**Отрывок из источника**
——————————

В эти дни, то есть в первые числа мая, по вполне понятным, причинам, меня почти всегда неизбежно настигают и даже, я бы сказал, накрывают воспоминания из моего послевоенного детства.
Я уже много чего навспоминал за многие годы. Но какие-то кусочки, обрывки, фрагменты и прочие полуяви-полусны все продолжают выпрыгивать из паутинных углов памяти.
Вот, например, о музыкальном, так сказать, фоне тех лет.
Про неумолкающую радиоточку, про повсеместное хоровое пение за столом я уже неоднократно вспоминал.
А еще ведь и патефон…
Пластинки на 78 оборотов. На каждой стороне помещалась одна песня. Этой стороны хватало ровно на то, чтобы под нее станцевать танец.
Патефон. Мне иногда разрешали покрутить ручку. Там главное было не перекрутить пружину. За этим следили.
Пластинки. Довоенные и послевоенные. Танго и фокстроты. «Риорита» и «Брызги шампанского». Утесов. Шульженко. Бунчиков и Нечаев. Кое-какая даже и классика была. Арии из опер, например. «У любви, как у пташки крылья».
Были также и трофейные пластинки. Тоже танго, фокстроты, вальсы. Примерно тот же репертуар, что и, так сказать, отечественный.

——————————

**Текст задания 1**
Выпишите из воспоминаний о послевоенном детстве дословный фрагмент от слов «Я уже много» до слов «уже неоднократно вспоминал.» включительно.
**Текст задания 2**
Ответьте на вопросы по воспоминаниям о послевоенном детстве.
(a) В какие дни автора настигают воспоминания о детстве?
(b) Сколько песен помещалось на каждой стороне пластинки?
(c) Что было главным, когда крутили ручку патефона?

**Предоставленный материал**

——————————

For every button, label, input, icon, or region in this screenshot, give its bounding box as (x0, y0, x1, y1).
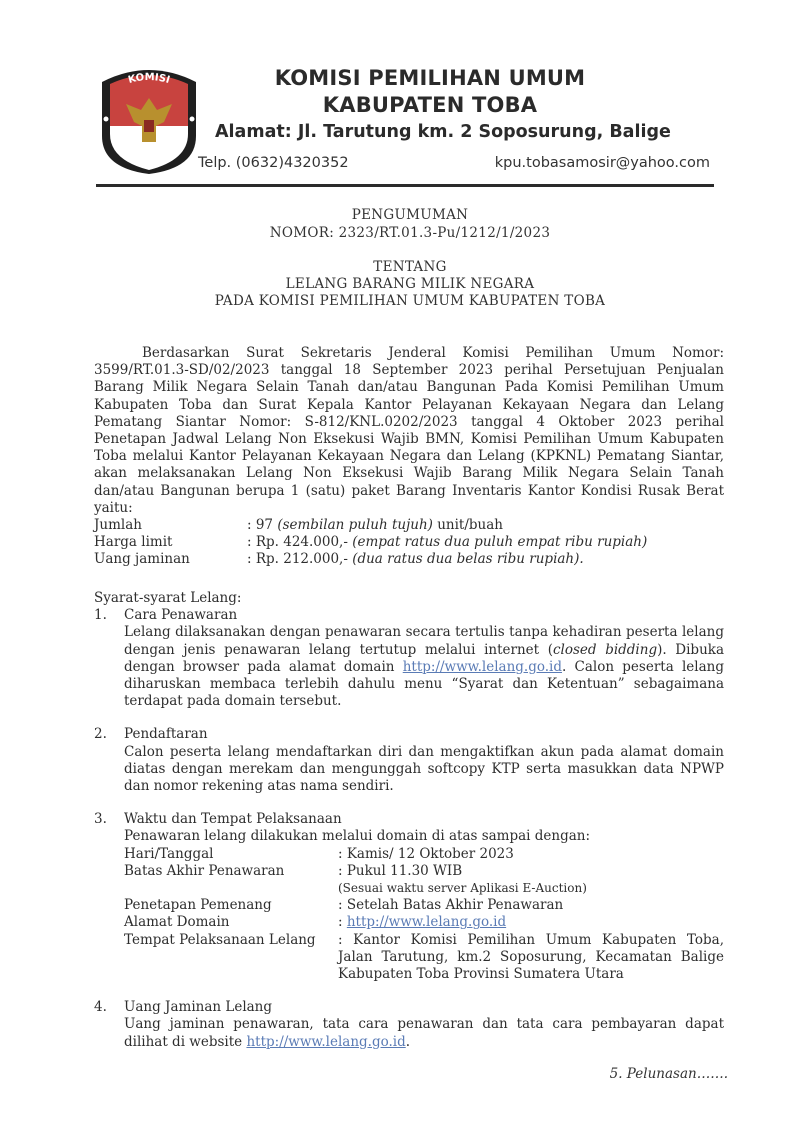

——————————

**Решение задания 1**
Я уже много чего навспоминал за многие годы. Но какие-то кусочки, обрывки, фрагменты и прочие полуяви-полусны все продолжают выпрыгивать из паутинных углов памяти.
Вот, например, о музыкальном, так сказать, фоне тех лет.
Про неумолкающую радиоточку, про повсеместное хоровое пение за столом я уже неоднократно вспоминал.

**Решение задания 2**
(a) В первые числа мая.
(b) Одна песня.
(c) Не перекрутить пружину.